DIRECTIONS: Copy out each line containing "time" from the entries below.

SUPPLIED MATERIAL:
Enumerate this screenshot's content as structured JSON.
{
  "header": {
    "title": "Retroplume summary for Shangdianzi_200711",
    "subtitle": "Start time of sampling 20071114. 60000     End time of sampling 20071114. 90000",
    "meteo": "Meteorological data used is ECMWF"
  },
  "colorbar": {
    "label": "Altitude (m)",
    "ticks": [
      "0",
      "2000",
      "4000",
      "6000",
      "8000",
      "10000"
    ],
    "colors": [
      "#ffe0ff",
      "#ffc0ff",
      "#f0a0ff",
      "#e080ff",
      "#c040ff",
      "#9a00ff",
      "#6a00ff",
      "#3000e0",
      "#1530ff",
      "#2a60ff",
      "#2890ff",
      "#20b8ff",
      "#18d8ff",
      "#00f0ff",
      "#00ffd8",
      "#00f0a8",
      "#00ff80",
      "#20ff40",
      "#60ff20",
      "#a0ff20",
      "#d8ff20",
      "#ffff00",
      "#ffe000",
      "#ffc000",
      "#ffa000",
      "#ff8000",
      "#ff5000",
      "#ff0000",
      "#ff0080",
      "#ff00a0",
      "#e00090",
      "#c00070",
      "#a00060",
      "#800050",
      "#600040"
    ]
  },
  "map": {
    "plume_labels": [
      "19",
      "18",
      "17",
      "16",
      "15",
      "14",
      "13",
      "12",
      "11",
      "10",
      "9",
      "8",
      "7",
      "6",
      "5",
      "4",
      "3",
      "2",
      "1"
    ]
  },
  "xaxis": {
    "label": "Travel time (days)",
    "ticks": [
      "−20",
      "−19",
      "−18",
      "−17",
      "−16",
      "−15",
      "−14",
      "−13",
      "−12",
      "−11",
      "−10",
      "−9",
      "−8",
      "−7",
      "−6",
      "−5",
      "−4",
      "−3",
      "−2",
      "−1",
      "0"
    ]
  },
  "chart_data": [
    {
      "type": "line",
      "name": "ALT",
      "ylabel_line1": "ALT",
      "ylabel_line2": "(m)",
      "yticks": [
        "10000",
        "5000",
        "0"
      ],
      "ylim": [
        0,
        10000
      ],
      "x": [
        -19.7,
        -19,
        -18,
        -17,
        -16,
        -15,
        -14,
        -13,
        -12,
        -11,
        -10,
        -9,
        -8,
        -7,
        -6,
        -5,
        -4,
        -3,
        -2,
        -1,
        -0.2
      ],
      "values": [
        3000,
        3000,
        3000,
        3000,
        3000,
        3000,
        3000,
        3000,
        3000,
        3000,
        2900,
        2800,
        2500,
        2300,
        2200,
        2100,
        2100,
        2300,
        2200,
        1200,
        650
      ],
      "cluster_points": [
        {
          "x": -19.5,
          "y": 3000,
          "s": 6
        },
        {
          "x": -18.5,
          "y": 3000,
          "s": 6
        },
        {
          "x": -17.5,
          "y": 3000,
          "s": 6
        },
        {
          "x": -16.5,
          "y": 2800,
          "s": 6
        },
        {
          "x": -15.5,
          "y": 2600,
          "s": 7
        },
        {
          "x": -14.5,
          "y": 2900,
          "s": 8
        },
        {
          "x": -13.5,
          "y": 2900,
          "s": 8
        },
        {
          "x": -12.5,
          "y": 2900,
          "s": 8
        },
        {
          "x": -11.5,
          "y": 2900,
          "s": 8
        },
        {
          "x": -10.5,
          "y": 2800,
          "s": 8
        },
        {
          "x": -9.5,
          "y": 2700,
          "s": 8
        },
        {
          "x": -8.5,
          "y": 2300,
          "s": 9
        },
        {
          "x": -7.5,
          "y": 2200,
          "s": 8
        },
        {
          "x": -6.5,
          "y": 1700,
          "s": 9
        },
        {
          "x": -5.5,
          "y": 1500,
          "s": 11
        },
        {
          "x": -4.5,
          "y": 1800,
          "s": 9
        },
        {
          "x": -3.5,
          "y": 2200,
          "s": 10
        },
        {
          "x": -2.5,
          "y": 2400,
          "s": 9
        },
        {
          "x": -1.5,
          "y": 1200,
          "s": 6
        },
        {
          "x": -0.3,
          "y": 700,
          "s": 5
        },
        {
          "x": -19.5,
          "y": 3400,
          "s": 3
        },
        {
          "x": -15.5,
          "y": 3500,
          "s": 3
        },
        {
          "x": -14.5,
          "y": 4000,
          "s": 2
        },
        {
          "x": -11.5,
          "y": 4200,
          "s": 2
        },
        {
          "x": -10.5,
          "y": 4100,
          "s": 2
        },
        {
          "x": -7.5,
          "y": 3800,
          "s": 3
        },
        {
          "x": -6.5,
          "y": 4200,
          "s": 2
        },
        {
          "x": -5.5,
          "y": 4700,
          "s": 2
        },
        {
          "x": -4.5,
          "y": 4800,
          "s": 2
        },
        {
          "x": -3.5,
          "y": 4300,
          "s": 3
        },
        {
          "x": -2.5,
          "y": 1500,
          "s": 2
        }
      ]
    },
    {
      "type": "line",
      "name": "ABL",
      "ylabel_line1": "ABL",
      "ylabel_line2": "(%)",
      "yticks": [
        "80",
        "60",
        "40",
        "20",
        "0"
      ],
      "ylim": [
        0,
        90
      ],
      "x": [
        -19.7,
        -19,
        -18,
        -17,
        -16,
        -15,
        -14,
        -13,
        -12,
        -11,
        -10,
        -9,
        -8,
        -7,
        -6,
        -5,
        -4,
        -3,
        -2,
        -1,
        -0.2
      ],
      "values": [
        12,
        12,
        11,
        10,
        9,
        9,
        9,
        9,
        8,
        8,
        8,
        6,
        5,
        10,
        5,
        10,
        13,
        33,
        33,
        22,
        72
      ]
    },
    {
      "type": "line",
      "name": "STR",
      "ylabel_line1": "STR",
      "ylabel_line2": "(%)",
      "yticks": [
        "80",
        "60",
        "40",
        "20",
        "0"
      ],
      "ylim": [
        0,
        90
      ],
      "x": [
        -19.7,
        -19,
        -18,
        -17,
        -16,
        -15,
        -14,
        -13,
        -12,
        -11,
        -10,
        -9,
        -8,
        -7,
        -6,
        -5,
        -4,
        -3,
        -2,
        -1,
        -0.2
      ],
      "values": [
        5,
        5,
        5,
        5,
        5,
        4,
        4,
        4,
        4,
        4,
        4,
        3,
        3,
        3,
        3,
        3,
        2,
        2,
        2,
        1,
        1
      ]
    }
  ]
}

WRITTEN RESPONSE:
    "subtitle": "Start time of sampling 20071114. 60000     End time of sampling 20071114. 90000",
    "label": "Travel time (days)",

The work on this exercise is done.